━━━━━ RECORDS FOR THIS EXERCISE

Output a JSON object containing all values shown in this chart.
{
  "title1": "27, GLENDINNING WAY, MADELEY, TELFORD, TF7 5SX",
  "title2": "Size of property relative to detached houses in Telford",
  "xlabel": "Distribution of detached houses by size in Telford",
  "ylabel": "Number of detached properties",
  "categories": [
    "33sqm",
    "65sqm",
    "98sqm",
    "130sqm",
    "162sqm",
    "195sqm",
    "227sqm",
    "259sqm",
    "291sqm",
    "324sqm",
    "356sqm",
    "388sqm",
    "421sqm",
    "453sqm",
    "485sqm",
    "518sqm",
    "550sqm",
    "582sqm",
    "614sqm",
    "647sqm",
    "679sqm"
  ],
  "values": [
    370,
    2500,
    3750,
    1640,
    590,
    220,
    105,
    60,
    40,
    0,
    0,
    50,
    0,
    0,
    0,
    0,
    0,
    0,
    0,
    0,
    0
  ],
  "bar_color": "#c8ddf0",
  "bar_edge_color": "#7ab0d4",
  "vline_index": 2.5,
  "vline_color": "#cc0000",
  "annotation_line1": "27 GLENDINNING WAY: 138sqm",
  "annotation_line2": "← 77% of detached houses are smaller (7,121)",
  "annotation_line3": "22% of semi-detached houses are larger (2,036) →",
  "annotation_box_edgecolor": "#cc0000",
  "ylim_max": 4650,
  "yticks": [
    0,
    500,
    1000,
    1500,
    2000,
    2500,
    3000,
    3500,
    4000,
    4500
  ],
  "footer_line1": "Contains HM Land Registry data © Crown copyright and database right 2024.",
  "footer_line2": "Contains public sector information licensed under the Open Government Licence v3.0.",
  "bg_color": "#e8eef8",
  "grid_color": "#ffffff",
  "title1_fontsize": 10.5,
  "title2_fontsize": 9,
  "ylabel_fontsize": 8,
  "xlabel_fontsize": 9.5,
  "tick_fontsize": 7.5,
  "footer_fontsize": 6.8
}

━━━━━━━━━━

■ DIRECTION
Every record above should be output exactly.

■ WRITTEN RESPONSE
Output a JSON object containing all values shown in this chart.
{
  "title1": "27, GLENDINNING WAY, MADELEY, TELFORD, TF7 5SX",
  "title2": "Size of property relative to detached houses in Telford",
  "xlabel": "Distribution of detached houses by size in Telford",
  "ylabel": "Number of detached properties",
  "categories": [
    "33sqm",
    "65sqm",
    "98sqm",
    "130sqm",
    "162sqm",
    "195sqm",
    "227sqm",
    "259sqm",
    "291sqm",
    "324sqm",
    "356sqm",
    "388sqm",
    "421sqm",
    "453sqm",
    "485sqm",
    "518sqm",
    "550sqm",
    "582sqm",
    "614sqm",
    "647sqm",
    "679sqm"
  ],
  "values": [
    370,
    2500,
    3750,
    1640,
    590,
    220,
    105,
    60,
    40,
    0,
    0,
    50,
    0,
    0,
    0,
    0,
    0,
    0,
    0,
    0,
    0
  ],
  "bar_color": "#c8ddf0",
  "bar_edge_color": "#7ab0d4",
  "vline_index": 2.5,
  "vline_color": "#cc0000",
  "annotation_line1": "27 GLENDINNING WAY: 138sqm",
  "annotation_line2": "← 77% of detached houses are smaller (7,121)",
  "annotation_line3": "22% of semi-detached houses are larger (2,036) →",
  "annotation_box_edgecolor": "#cc0000",
  "ylim_max": 4650,
  "yticks": [
    0,
    500,
    1000,
    1500,
    2000,
    2500,
    3000,
    3500,
    4000,
    4500
  ],
  "footer_line1": "Contains HM Land Registry data © Crown copyright and database right 2024.",
  "footer_line2": "Contains public sector information licensed under the Open Government Licence v3.0.",
  "bg_color": "#e8eef8",
  "grid_color": "#ffffff",
  "title1_fontsize": 10.5,
  "title2_fontsize": 9,
  "ylabel_fontsize": 8,
  "xlabel_fontsize": 9.5,
  "tick_fontsize": 7.5,
  "footer_fontsize": 6.8
}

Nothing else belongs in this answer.